* Written instruction
Present the following entries again, word for word and in full.

#### Stored rows ####

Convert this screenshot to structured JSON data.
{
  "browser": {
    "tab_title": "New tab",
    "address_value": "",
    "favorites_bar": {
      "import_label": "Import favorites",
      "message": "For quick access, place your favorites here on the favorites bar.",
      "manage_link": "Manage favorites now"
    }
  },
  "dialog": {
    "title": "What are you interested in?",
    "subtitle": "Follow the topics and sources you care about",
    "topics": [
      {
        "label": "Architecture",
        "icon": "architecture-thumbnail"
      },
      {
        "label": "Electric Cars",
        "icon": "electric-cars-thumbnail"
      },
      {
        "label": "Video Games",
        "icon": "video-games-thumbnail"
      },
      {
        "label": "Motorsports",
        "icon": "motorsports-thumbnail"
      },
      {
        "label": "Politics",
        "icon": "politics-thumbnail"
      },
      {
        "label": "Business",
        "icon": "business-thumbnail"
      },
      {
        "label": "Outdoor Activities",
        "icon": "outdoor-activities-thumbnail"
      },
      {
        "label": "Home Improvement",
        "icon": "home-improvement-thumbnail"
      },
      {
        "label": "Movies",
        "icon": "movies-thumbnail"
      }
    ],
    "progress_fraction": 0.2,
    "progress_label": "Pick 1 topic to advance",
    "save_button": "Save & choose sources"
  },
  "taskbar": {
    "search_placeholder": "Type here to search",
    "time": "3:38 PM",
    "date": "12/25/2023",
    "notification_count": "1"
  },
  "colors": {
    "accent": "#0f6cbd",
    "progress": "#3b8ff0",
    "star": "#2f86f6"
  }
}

####

* Exercise output
Convert this screenshot to structured JSON data.
{
  "browser": {
    "tab_title": "New tab",
    "address_value": "",
    "favorites_bar": {
      "import_label": "Import favorites",
      "message": "For quick access, place your favorites here on the favorites bar.",
      "manage_link": "Manage favorites now"
    }
  },
  "dialog": {
    "title": "What are you interested in?",
    "subtitle": "Follow the topics and sources you care about",
    "topics": [
      {
        "label": "Architecture",
        "icon": "architecture-thumbnail"
      },
      {
        "label": "Electric Cars",
        "icon": "electric-cars-thumbnail"
      },
      {
        "label": "Video Games",
        "icon": "video-games-thumbnail"
      },
      {
        "label": "Motorsports",
        "icon": "motorsports-thumbnail"
      },
      {
        "label": "Politics",
        "icon": "politics-thumbnail"
      },
      {
        "label": "Business",
        "icon": "business-thumbnail"
      },
      {
        "label": "Outdoor Activities",
        "icon": "outdoor-activities-thumbnail"
      },
      {
        "label": "Home Improvement",
        "icon": "home-improvement-thumbnail"
      },
      {
        "label": "Movies",
        "icon": "movies-thumbnail"
      }
    ],
    "progress_fraction": 0.2,
    "progress_label": "Pick 1 topic to advance",
    "save_button": "Save & choose sources"
  },
  "taskbar": {
    "search_placeholder": "Type here to search",
    "time": "3:38 PM",
    "date": "12/25/2023",
    "notification_count": "1"
  },
  "colors": {
    "accent": "#0f6cbd",
    "progress": "#3b8ff0",
    "star": "#2f86f6"
  }
}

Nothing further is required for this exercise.